▸ GOAL
Quote the entries that follow exactly, leaving none out.

Dataset items:
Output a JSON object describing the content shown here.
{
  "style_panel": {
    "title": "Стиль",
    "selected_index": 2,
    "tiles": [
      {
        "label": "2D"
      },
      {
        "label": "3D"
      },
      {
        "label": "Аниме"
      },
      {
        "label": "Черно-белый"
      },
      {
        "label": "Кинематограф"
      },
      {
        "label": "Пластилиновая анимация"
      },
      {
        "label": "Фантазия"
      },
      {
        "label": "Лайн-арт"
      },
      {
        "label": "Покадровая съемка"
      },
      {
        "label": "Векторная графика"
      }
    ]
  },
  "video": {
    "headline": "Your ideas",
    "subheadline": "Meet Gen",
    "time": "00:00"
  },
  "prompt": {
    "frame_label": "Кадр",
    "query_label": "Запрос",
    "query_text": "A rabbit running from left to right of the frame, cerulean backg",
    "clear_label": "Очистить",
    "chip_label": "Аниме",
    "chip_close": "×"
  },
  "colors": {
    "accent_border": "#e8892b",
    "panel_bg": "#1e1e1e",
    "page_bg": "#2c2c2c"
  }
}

▸ ANSWER BELOW
Output a JSON object describing the content shown here.
{
  "style_panel": {
    "title": "Стиль",
    "selected_index": 2,
    "tiles": [
      {
        "label": "2D"
      },
      {
        "label": "3D"
      },
      {
        "label": "Аниме"
      },
      {
        "label": "Черно-белый"
      },
      {
        "label": "Кинематограф"
      },
      {
        "label": "Пластилиновая анимация"
      },
      {
        "label": "Фантазия"
      },
      {
        "label": "Лайн-арт"
      },
      {
        "label": "Покадровая съемка"
      },
      {
        "label": "Векторная графика"
      }
    ]
  },
  "video": {
    "headline": "Your ideas",
    "subheadline": "Meet Gen",
    "time": "00:00"
  },
  "prompt": {
    "frame_label": "Кадр",
    "query_label": "Запрос",
    "query_text": "A rabbit running from left to right of the frame, cerulean backg",
    "clear_label": "Очистить",
    "chip_label": "Аниме",
    "chip_close": "×"
  },
  "colors": {
    "accent_border": "#e8892b",
    "panel_bg": "#1e1e1e",
    "page_bg": "#2c2c2c"
  }
}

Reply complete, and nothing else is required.